[Data listing]
§ §

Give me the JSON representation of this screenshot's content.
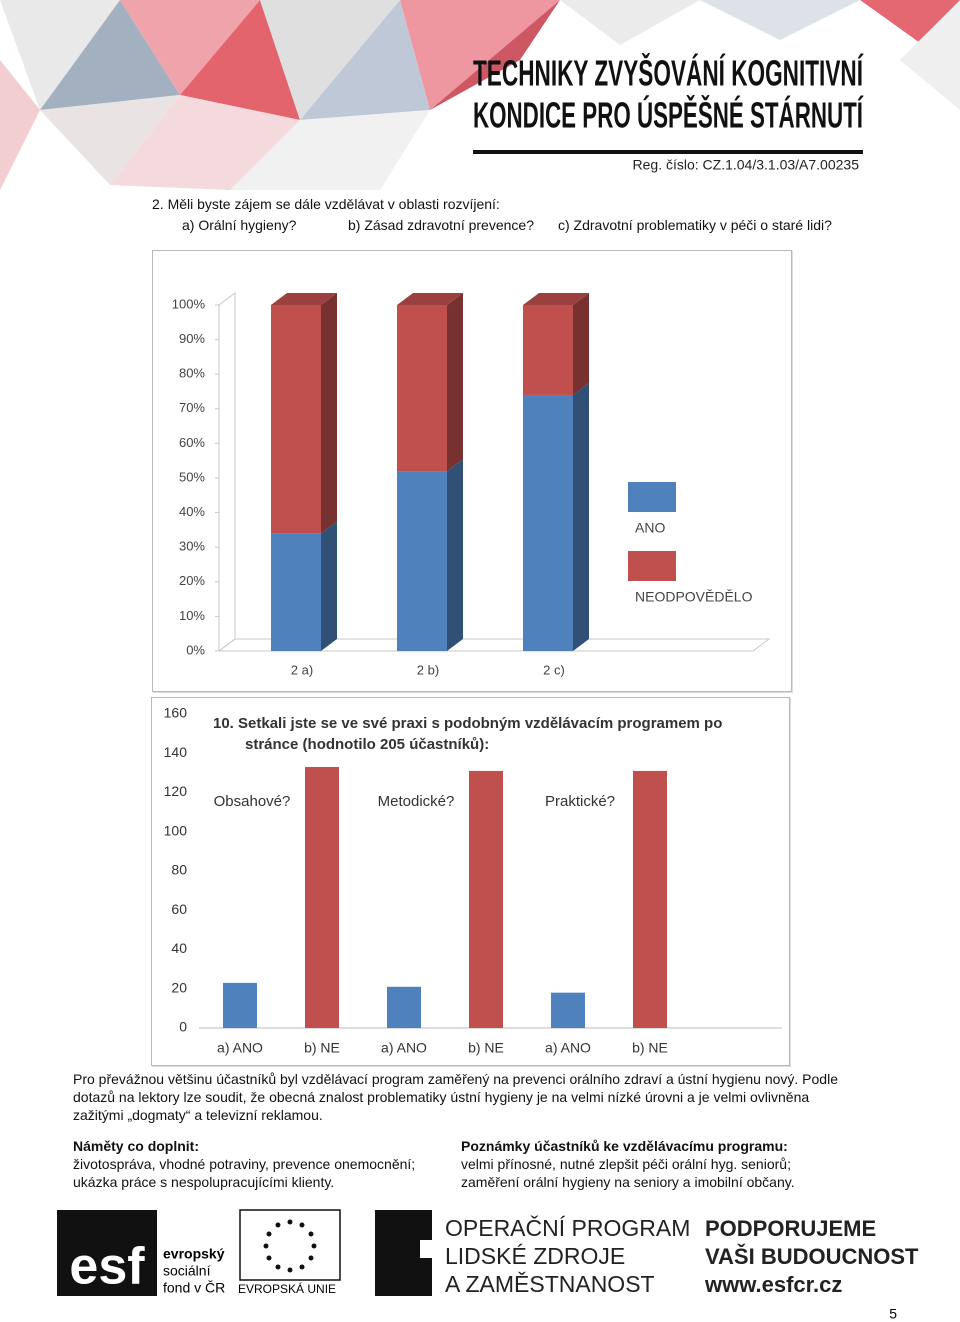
{
  "header": {
    "title_lines": [
      "TECHNIKY ZVYŠOVÁNÍ KOGNITIVNÍ",
      "KONDICE PRO ÚSPĚŠNÉ STÁRNUTÍ"
    ],
    "registration": "Reg. číslo: CZ.1.04/3.1.03/A7.00235"
  },
  "question": {
    "text": "2. Měli byste zájem se dále vzdělávat v oblasti rozvíjení:",
    "options": [
      "a) Orální hygieny?",
      "b) Zásad zdravotní prevence?",
      "c) Zdravotní problematiky v péči o staré lidi?"
    ]
  },
  "chart_data": [
    {
      "type": "stacked_bar",
      "categories": [
        "2 a)",
        "2 b)",
        "2 c)"
      ],
      "series": [
        {
          "name": "ANO",
          "color": "#4f81bd",
          "values": [
            34,
            52,
            74
          ]
        },
        {
          "name": "NEODPOVĚDĚLO",
          "color": "#c0504d",
          "values": [
            66,
            48,
            26
          ]
        }
      ],
      "ylim": [
        0,
        100
      ],
      "yticks": [
        {
          "value": 0,
          "label": "0%"
        },
        {
          "value": 10,
          "label": "10%"
        },
        {
          "value": 20,
          "label": "20%"
        },
        {
          "value": 30,
          "label": "30%"
        },
        {
          "value": 40,
          "label": "40%"
        },
        {
          "value": 50,
          "label": "50%"
        },
        {
          "value": 60,
          "label": "60%"
        },
        {
          "value": 70,
          "label": "70%"
        },
        {
          "value": 80,
          "label": "80%"
        },
        {
          "value": 90,
          "label": "90%"
        },
        {
          "value": 100,
          "label": "100%"
        }
      ],
      "grid": false,
      "legend": "right"
    },
    {
      "type": "bar",
      "title": "10. Setkali jste se ve své praxi s podobným vzdělávacím programem po stránce (hodnotilo 205 účastníků):",
      "categories": [
        "a) ANO",
        "b) NE",
        "a) ANO",
        "b) NE",
        "a) ANO",
        "b) NE"
      ],
      "values": [
        23,
        133,
        21,
        131,
        18,
        131
      ],
      "colors": [
        "#4f81bd",
        "#c0504d",
        "#4f81bd",
        "#c0504d",
        "#4f81bd",
        "#c0504d"
      ],
      "annotations": [
        "Obsahové?",
        "Metodické?",
        "Praktické?"
      ],
      "ylim": [
        0,
        160
      ],
      "yticks": [
        0,
        20,
        40,
        60,
        80,
        100,
        120,
        140,
        160
      ],
      "grid": false
    }
  ],
  "paragraph": "Pro převážnou většinu účastníků byl vzdělávací program zaměřený na prevenci orálního zdraví a ústní hygienu nový. Podle dotazů na lektory lze soudit, že obecná znalost problematiky ústní hygieny je na velmi nízké úrovni a je velmi ovlivněna zažitými „dogmaty“ a televizní reklamou.",
  "notes": [
    {
      "heading": "Náměty co doplnit:",
      "lines": [
        "životospráva, vhodné potraviny, prevence onemocnění;",
        "ukázka práce s nespolupracujícími klienty."
      ]
    },
    {
      "heading": "Poznámky účastníků ke vzdělávacímu programu:",
      "lines": [
        "velmi přínosné, nutné zlepšit péči orální hyg. seniorů;",
        "zaměření orální hygieny na seniory a imobilní občany."
      ]
    }
  ],
  "footer": {
    "esf_mark": "esf",
    "esf_lines": [
      "evropský",
      "sociální",
      "fond v ČR"
    ],
    "eu": "EVROPSKÁ UNIE",
    "program": [
      "OPERAČNÍ PROGRAM",
      "LIDSKÉ ZDROJE",
      "A ZAMĚSTNANOST"
    ],
    "support": [
      "PODPORUJEME",
      "VAŠI BUDOUCNOST",
      "www.esfcr.cz"
    ]
  },
  "page_number": 5
}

§ §

*Objective*
All of the entries above should be copied exactly, except for the pictures.

*Task answer*
Give me the JSON representation of this screenshot's content.
{
  "header": {
    "title_lines": [
      "TECHNIKY ZVYŠOVÁNÍ KOGNITIVNÍ",
      "KONDICE PRO ÚSPĚŠNÉ STÁRNUTÍ"
    ],
    "registration": "Reg. číslo: CZ.1.04/3.1.03/A7.00235"
  },
  "question": {
    "text": "2. Měli byste zájem se dále vzdělávat v oblasti rozvíjení:",
    "options": [
      "a) Orální hygieny?",
      "b) Zásad zdravotní prevence?",
      "c) Zdravotní problematiky v péči o staré lidi?"
    ]
  },
  "chart_data": [
    {
      "type": "stacked_bar",
      "categories": [
        "2 a)",
        "2 b)",
        "2 c)"
      ],
      "series": [
        {
          "name": "ANO",
          "color": "#4f81bd",
          "values": [
            34,
            52,
            74
          ]
        },
        {
          "name": "NEODPOVĚDĚLO",
          "color": "#c0504d",
          "values": [
            66,
            48,
            26
          ]
        }
      ],
      "ylim": [
        0,
        100
      ],
      "yticks": [
        {
          "value": 0,
          "label": "0%"
        },
        {
          "value": 10,
          "label": "10%"
        },
        {
          "value": 20,
          "label": "20%"
        },
        {
          "value": 30,
          "label": "30%"
        },
        {
          "value": 40,
          "label": "40%"
        },
        {
          "value": 50,
          "label": "50%"
        },
        {
          "value": 60,
          "label": "60%"
        },
        {
          "value": 70,
          "label": "70%"
        },
        {
          "value": 80,
          "label": "80%"
        },
        {
          "value": 90,
          "label": "90%"
        },
        {
          "value": 100,
          "label": "100%"
        }
      ],
      "grid": false,
      "legend": "right"
    },
    {
      "type": "bar",
      "title": "10. Setkali jste se ve své praxi s podobným vzdělávacím programem po stránce (hodnotilo 205 účastníků):",
      "categories": [
        "a) ANO",
        "b) NE",
        "a) ANO",
        "b) NE",
        "a) ANO",
        "b) NE"
      ],
      "values": [
        23,
        133,
        21,
        131,
        18,
        131
      ],
      "colors": [
        "#4f81bd",
        "#c0504d",
        "#4f81bd",
        "#c0504d",
        "#4f81bd",
        "#c0504d"
      ],
      "annotations": [
        "Obsahové?",
        "Metodické?",
        "Praktické?"
      ],
      "ylim": [
        0,
        160
      ],
      "yticks": [
        0,
        20,
        40,
        60,
        80,
        100,
        120,
        140,
        160
      ],
      "grid": false
    }
  ],
  "paragraph": "Pro převážnou většinu účastníků byl vzdělávací program zaměřený na prevenci orálního zdraví a ústní hygienu nový. Podle dotazů na lektory lze soudit, že obecná znalost problematiky ústní hygieny je na velmi nízké úrovni a je velmi ovlivněna zažitými „dogmaty“ a televizní reklamou.",
  "notes": [
    {
      "heading": "Náměty co doplnit:",
      "lines": [
        "životospráva, vhodné potraviny, prevence onemocnění;",
        "ukázka práce s nespolupracujícími klienty."
      ]
    },
    {
      "heading": "Poznámky účastníků ke vzdělávacímu programu:",
      "lines": [
        "velmi přínosné, nutné zlepšit péči orální hyg. seniorů;",
        "zaměření orální hygieny na seniory a imobilní občany."
      ]
    }
  ],
  "footer": {
    "esf_mark": "esf",
    "esf_lines": [
      "evropský",
      "sociální",
      "fond v ČR"
    ],
    "eu": "EVROPSKÁ UNIE",
    "program": [
      "OPERAČNÍ PROGRAM",
      "LIDSKÉ ZDROJE",
      "A ZAMĚSTNANOST"
    ],
    "support": [
      "PODPORUJEME",
      "VAŠI BUDOUCNOST",
      "www.esfcr.cz"
    ]
  },
  "page_number": 5
}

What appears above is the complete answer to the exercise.